**WHAT IS EXPECTED**
Output each entry that follows exactly. Images stay out.

━━━━━━━━

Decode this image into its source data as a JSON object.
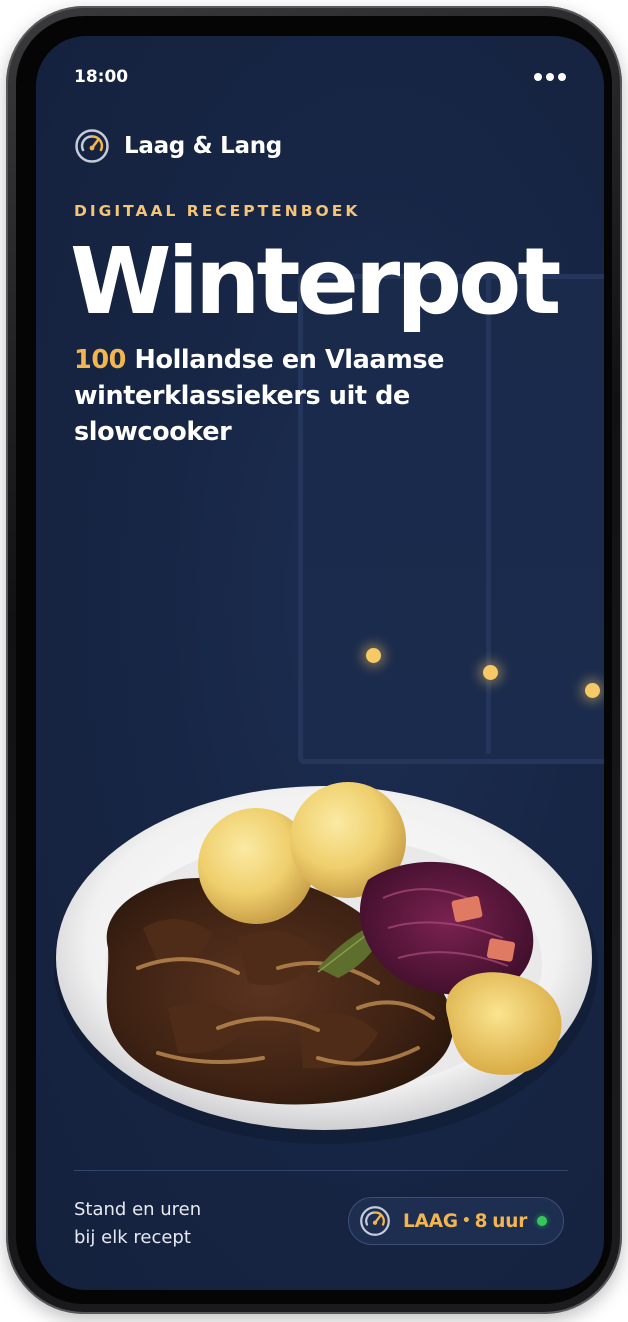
{
  "status_bar": {
    "time": "18:00",
    "menu_icon": "more-dots-icon"
  },
  "brand": {
    "icon": "gauge-icon",
    "name": "Laag & Lang"
  },
  "hero": {
    "kicker": "DIGITAAL RECEPTENBOEK",
    "title": "Winterpot",
    "subtitle_number": "100",
    "subtitle_rest": " Hollandse en Vlaamse winterklassiekers uit de slowcooker"
  },
  "footer": {
    "line1": "Stand en uren",
    "line2": "bij elk recept",
    "badge": {
      "icon": "gauge-icon",
      "level": "LAAG",
      "separator": "•",
      "hours": "8",
      "unit": "uur",
      "status_color": "#35c759"
    }
  },
  "colors": {
    "background": "#172645",
    "accent": "#f3b54f",
    "kicker": "#f4c478"
  }
}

━━━━━━━━

**SOLUTION FOR THIS EXERCISE**
Decode this image into its source data as a JSON object.
{
  "status_bar": {
    "time": "18:00",
    "menu_icon": "more-dots-icon"
  },
  "brand": {
    "icon": "gauge-icon",
    "name": "Laag & Lang"
  },
  "hero": {
    "kicker": "DIGITAAL RECEPTENBOEK",
    "title": "Winterpot",
    "subtitle_number": "100",
    "subtitle_rest": " Hollandse en Vlaamse winterklassiekers uit de slowcooker"
  },
  "footer": {
    "line1": "Stand en uren",
    "line2": "bij elk recept",
    "badge": {
      "icon": "gauge-icon",
      "level": "LAAG",
      "separator": "•",
      "hours": "8",
      "unit": "uur",
      "status_color": "#35c759"
    }
  },
  "colors": {
    "background": "#172645",
    "accent": "#f3b54f",
    "kicker": "#f4c478"
  }
}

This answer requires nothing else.